- [Task directions]
Write out every line of the material below word for word, keeping each line unchanged.

-=-=-=-=-

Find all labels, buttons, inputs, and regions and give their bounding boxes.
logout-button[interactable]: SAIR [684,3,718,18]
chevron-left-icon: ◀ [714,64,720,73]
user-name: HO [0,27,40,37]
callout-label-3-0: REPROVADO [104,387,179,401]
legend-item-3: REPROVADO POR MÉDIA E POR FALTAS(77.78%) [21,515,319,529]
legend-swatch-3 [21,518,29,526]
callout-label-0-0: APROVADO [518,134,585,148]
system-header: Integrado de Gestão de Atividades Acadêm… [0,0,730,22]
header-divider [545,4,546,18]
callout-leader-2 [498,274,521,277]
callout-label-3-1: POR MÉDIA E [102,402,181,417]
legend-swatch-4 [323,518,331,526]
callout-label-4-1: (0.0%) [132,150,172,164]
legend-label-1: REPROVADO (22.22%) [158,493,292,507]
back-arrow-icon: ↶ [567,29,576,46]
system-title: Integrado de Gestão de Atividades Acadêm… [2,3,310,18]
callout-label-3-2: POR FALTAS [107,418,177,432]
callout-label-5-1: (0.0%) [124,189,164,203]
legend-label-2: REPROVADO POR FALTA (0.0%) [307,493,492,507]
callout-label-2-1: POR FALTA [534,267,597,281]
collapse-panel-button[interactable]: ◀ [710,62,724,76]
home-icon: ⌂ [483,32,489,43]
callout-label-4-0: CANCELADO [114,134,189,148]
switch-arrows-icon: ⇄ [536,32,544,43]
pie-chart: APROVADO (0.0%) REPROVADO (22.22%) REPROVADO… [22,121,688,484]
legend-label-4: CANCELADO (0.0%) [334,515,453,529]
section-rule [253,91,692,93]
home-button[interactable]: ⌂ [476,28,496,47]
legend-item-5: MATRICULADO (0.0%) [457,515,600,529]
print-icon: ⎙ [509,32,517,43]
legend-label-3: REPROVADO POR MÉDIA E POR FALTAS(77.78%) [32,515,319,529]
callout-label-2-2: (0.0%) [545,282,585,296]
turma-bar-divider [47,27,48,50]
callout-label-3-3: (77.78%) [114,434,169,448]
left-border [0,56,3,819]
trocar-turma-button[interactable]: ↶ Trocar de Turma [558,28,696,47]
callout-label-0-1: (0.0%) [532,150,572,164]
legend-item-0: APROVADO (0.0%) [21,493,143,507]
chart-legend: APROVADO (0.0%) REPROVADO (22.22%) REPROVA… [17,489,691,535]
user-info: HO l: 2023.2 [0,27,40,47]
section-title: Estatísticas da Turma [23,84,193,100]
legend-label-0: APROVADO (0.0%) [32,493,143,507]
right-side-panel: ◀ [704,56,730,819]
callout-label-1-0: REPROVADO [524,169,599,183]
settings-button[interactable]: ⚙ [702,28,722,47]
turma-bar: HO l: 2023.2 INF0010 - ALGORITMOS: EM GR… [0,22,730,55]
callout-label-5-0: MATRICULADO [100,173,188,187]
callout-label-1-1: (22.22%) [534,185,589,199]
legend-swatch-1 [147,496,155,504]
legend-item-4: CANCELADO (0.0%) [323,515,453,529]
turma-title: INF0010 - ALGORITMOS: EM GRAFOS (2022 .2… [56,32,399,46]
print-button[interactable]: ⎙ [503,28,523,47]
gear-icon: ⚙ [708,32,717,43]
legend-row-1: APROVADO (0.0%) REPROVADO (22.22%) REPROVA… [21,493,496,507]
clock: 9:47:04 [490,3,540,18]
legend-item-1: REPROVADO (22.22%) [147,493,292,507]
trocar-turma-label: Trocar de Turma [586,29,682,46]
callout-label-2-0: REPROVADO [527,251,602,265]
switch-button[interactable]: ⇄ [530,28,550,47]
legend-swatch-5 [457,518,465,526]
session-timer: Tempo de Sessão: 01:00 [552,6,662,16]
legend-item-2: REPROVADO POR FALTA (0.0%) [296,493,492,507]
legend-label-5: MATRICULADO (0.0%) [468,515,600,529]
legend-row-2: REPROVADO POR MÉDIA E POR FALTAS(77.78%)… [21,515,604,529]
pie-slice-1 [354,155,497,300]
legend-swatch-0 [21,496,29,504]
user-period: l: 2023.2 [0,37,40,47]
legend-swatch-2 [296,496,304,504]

-=-=-=-=-

- [Reply]
Find all labels, buttons, inputs, and regions and give their bounding boxes.
logout-button[interactable]: SAIR [684,3,718,18]
chevron-left-icon: ◀ [714,64,720,73]
user-name: HO [0,27,40,37]
callout-label-3-0: REPROVADO [104,387,179,401]
legend-item-3: REPROVADO POR MÉDIA E POR FALTAS(77.78%) [21,515,319,529]
legend-swatch-3 [21,518,29,526]
callout-label-0-0: APROVADO [518,134,585,148]
system-header: Integrado de Gestão de Atividades Acadêm… [0,0,730,22]
header-divider [545,4,546,18]
callout-leader-2 [498,274,521,277]
callout-label-3-1: POR MÉDIA E [102,402,181,417]
legend-swatch-4 [323,518,331,526]
callout-label-4-1: (0.0%) [132,150,172,164]
legend-label-1: REPROVADO (22.22%) [158,493,292,507]
back-arrow-icon: ↶ [567,29,576,46]
system-title: Integrado de Gestão de Atividades Acadêm… [2,3,310,18]
callout-label-3-2: POR FALTAS [107,418,177,432]
callout-label-5-1: (0.0%) [124,189,164,203]
legend-label-2: REPROVADO POR FALTA (0.0%) [307,493,492,507]
callout-label-2-1: POR FALTA [534,267,597,281]
collapse-panel-button[interactable]: ◀ [710,62,724,76]
home-icon: ⌂ [483,32,489,43]
callout-label-4-0: CANCELADO [114,134,189,148]
switch-arrows-icon: ⇄ [536,32,544,43]
pie-chart: APROVADO (0.0%) REPROVADO (22.22%) REPROVADO… [22,121,688,484]
legend-label-4: CANCELADO (0.0%) [334,515,453,529]
section-rule [253,91,692,93]
home-button[interactable]: ⌂ [476,28,496,47]
legend-item-5: MATRICULADO (0.0%) [457,515,600,529]
print-icon: ⎙ [509,32,517,43]
legend-label-3: REPROVADO POR MÉDIA E POR FALTAS(77.78%) [32,515,319,529]
callout-label-2-2: (0.0%) [545,282,585,296]
turma-bar-divider [47,27,48,50]
callout-label-3-3: (77.78%) [114,434,169,448]
left-border [0,56,3,819]
trocar-turma-button[interactable]: ↶ Trocar de Turma [558,28,696,47]
callout-label-0-1: (0.0%) [532,150,572,164]
legend-item-0: APROVADO (0.0%) [21,493,143,507]
chart-legend: APROVADO (0.0%) REPROVADO (22.22%) REPROVA… [17,489,691,535]
user-info: HO l: 2023.2 [0,27,40,47]
section-title: Estatísticas da Turma [23,84,193,100]
legend-label-0: APROVADO (0.0%) [32,493,143,507]
right-side-panel: ◀ [704,56,730,819]
callout-label-1-0: REPROVADO [524,169,599,183]
settings-button[interactable]: ⚙ [702,28,722,47]
turma-bar: HO l: 2023.2 INF0010 - ALGORITMOS: EM GR… [0,22,730,55]
callout-label-5-0: MATRICULADO [100,173,188,187]
callout-label-1-1: (22.22%) [534,185,589,199]
legend-swatch-1 [147,496,155,504]
legend-item-4: CANCELADO (0.0%) [323,515,453,529]
turma-title: INF0010 - ALGORITMOS: EM GRAFOS (2022 .2… [56,32,399,46]
print-button[interactable]: ⎙ [503,28,523,47]
gear-icon: ⚙ [708,32,717,43]
legend-row-1: APROVADO (0.0%) REPROVADO (22.22%) REPROVA… [21,493,496,507]
clock: 9:47:04 [490,3,540,18]
legend-item-1: REPROVADO (22.22%) [147,493,292,507]
trocar-turma-label: Trocar de Turma [586,29,682,46]
callout-label-2-0: REPROVADO [527,251,602,265]
switch-button[interactable]: ⇄ [530,28,550,47]
legend-swatch-5 [457,518,465,526]
session-timer: Tempo de Sessão: 01:00 [552,6,662,16]
legend-item-2: REPROVADO POR FALTA (0.0%) [296,493,492,507]
legend-label-5: MATRICULADO (0.0%) [468,515,600,529]
legend-row-2: REPROVADO POR MÉDIA E POR FALTAS(77.78%)… [21,515,604,529]
pie-slice-1 [354,155,497,300]
legend-swatch-0 [21,496,29,504]
user-period: l: 2023.2 [0,37,40,47]
legend-swatch-2 [296,496,304,504]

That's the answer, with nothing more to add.